Task objective: Your task is to locate every line holding the string "требований" and to copy each of them.

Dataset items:
----------------

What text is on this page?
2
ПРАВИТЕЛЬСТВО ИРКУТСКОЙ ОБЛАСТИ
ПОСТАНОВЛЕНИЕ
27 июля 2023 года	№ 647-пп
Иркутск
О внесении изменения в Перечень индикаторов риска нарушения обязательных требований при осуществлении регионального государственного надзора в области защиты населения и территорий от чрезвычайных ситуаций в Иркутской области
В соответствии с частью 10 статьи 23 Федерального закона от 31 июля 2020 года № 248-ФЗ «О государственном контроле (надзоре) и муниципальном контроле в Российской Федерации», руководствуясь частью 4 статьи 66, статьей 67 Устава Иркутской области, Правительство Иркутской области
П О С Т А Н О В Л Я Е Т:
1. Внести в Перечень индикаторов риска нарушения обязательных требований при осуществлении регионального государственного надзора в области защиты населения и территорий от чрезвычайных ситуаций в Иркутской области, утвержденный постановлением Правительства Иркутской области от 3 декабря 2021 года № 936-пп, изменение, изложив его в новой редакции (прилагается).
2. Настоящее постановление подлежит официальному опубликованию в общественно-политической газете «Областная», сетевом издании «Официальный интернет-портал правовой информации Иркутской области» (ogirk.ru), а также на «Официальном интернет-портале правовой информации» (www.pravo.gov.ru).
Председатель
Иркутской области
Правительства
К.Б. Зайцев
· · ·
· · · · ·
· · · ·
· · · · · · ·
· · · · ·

----------------

Answer to the task:
О внесении изменения в Перечень индикаторов риска нарушения обязательных требований при осуществлении регионального государственного надзора в области защиты населения и территорий от чрезвычайных ситуаций в Иркутской области
1. Внести в Перечень индикаторов риска нарушения обязательных требований при осуществлении регионального государственного надзора в области защиты населения и территорий от чрезвычайных ситуаций в Иркутской области, утвержденный постановлением Правительства Иркутской области от 3 декабря 2021 года № 936-пп, изменение, изложив его в новой редакции (прилагается).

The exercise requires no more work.